Brief:
Repeat every record below exactly, omitting any pictures.
-- Start Dataset rows --
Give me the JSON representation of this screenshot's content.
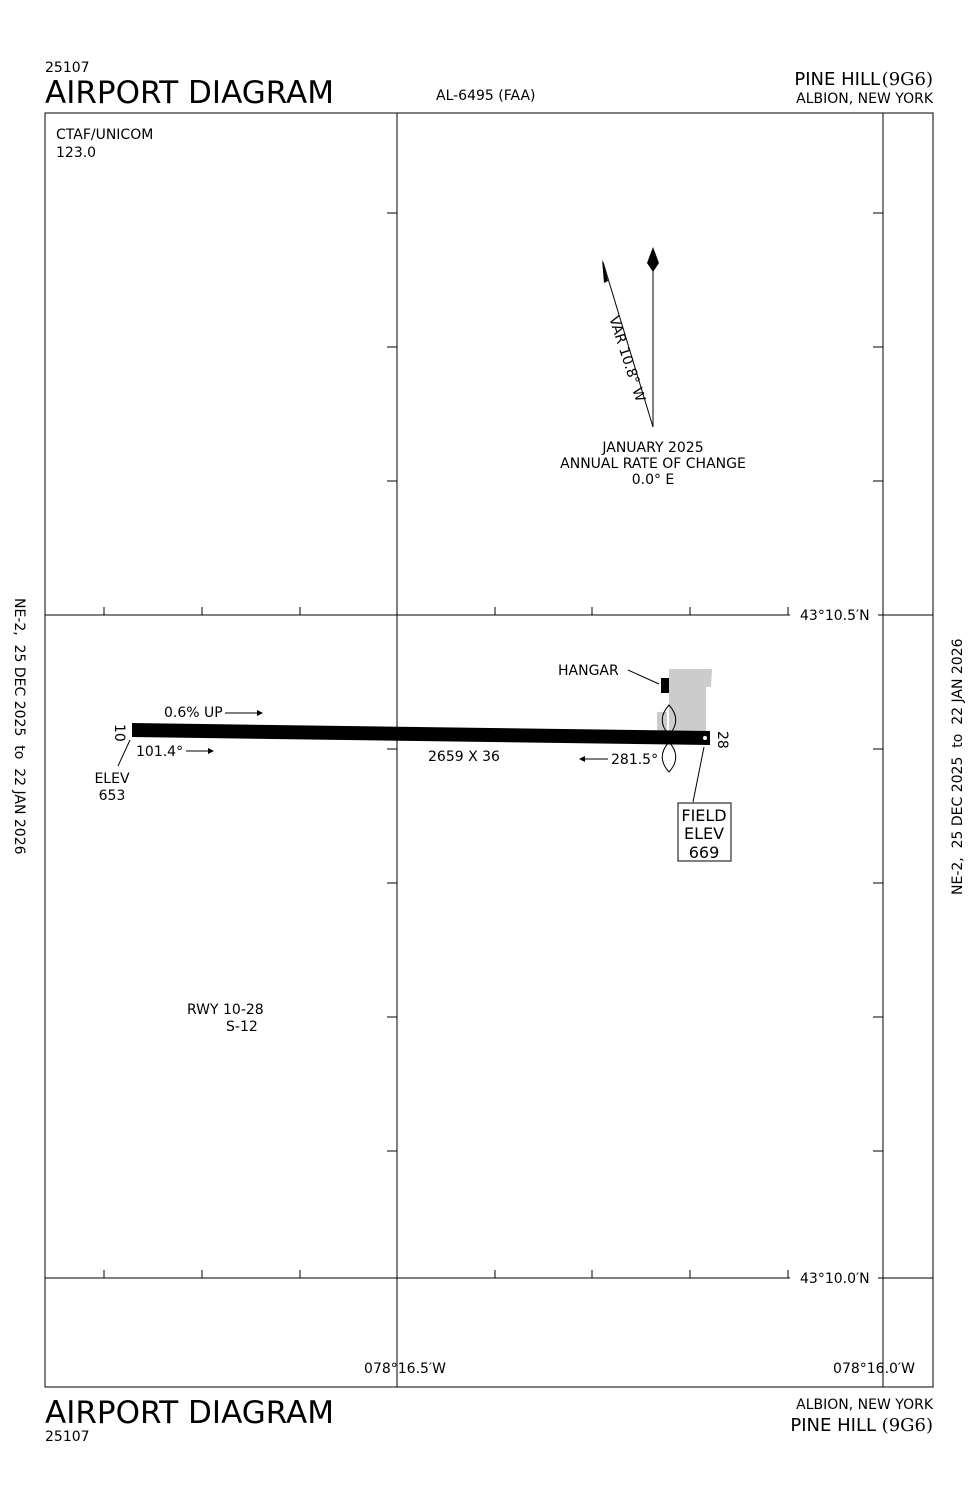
{
  "header": {
    "chart_id": "25107",
    "title": "AIRPORT DIAGRAM",
    "procedure_number": "AL-6495 (FAA)",
    "airport_name": "PINE HILL",
    "airport_id": "(9G6)",
    "location": "ALBION, NEW YORK"
  },
  "footer": {
    "chart_id": "25107",
    "title": "AIRPORT DIAGRAM",
    "airport_name": "PINE HILL",
    "airport_id": "(9G6)",
    "location": "ALBION, NEW YORK"
  },
  "side_margin": {
    "left": "NE-2,  25 DEC 2025  to  22 JAN 2026",
    "right": "NE-2,  25 DEC 2025  to  22 JAN 2026"
  },
  "frequencies": {
    "label": "CTAF/UNICOM",
    "value": "123.0"
  },
  "magnetic": {
    "variation": "VAR 10.8° W",
    "epoch": "JANUARY 2025",
    "rate_label": "ANNUAL RATE OF CHANGE",
    "rate_value": "0.0° E"
  },
  "coordinates": {
    "lat_top": "43°10.5′N",
    "lat_bottom": "43°10.0′N",
    "lon_left": "078°16.5′W",
    "lon_right": "078°16.0′W"
  },
  "runway": {
    "end_10": "10",
    "end_28": "28",
    "gradient": "0.6% UP",
    "heading_10": "101.4°",
    "heading_28": "281.5°",
    "dimensions": "2659 X 36",
    "elev_label": "ELEV",
    "elev_10": "653",
    "designation": "RWY 10-28",
    "strength": "S-12"
  },
  "field_elevation": {
    "line1": "FIELD",
    "line2": "ELEV",
    "value": "669"
  },
  "labels": {
    "hangar": "HANGAR"
  },
  "colors": {
    "ink": "#000000",
    "apron": "#cccccc"
  }
}
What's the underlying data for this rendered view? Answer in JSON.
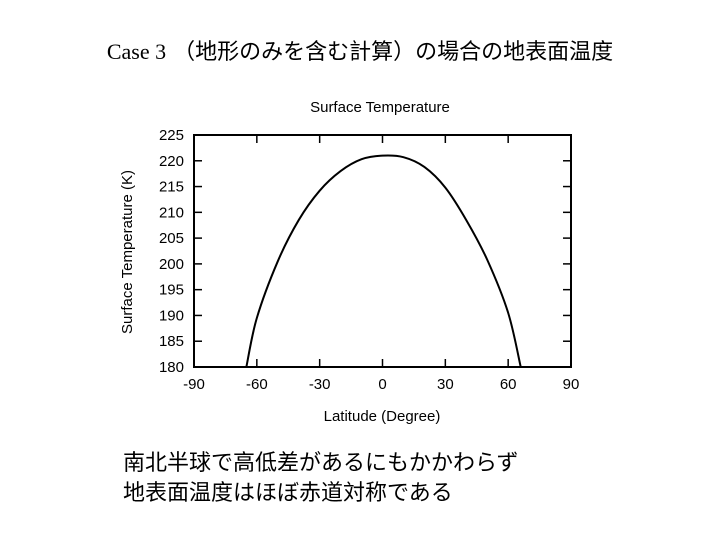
-- End Dataset rows --
Output:
Give me the JSON representation of this screenshot's content.
{
  "header": {
    "chart_id": "25107",
    "title": "AIRPORT DIAGRAM",
    "procedure_number": "AL-6495 (FAA)",
    "airport_name": "PINE HILL",
    "airport_id": "(9G6)",
    "location": "ALBION, NEW YORK"
  },
  "footer": {
    "chart_id": "25107",
    "title": "AIRPORT DIAGRAM",
    "airport_name": "PINE HILL",
    "airport_id": "(9G6)",
    "location": "ALBION, NEW YORK"
  },
  "side_margin": {
    "left": "NE-2,  25 DEC 2025  to  22 JAN 2026",
    "right": "NE-2,  25 DEC 2025  to  22 JAN 2026"
  },
  "frequencies": {
    "label": "CTAF/UNICOM",
    "value": "123.0"
  },
  "magnetic": {
    "variation": "VAR 10.8° W",
    "epoch": "JANUARY 2025",
    "rate_label": "ANNUAL RATE OF CHANGE",
    "rate_value": "0.0° E"
  },
  "coordinates": {
    "lat_top": "43°10.5′N",
    "lat_bottom": "43°10.0′N",
    "lon_left": "078°16.5′W",
    "lon_right": "078°16.0′W"
  },
  "runway": {
    "end_10": "10",
    "end_28": "28",
    "gradient": "0.6% UP",
    "heading_10": "101.4°",
    "heading_28": "281.5°",
    "dimensions": "2659 X 36",
    "elev_label": "ELEV",
    "elev_10": "653",
    "designation": "RWY 10-28",
    "strength": "S-12"
  },
  "field_elevation": {
    "line1": "FIELD",
    "line2": "ELEV",
    "value": "669"
  },
  "labels": {
    "hangar": "HANGAR"
  },
  "colors": {
    "ink": "#000000",
    "apron": "#cccccc"
  }
}
What's the underlying data for this rendered view? Answer in JSON.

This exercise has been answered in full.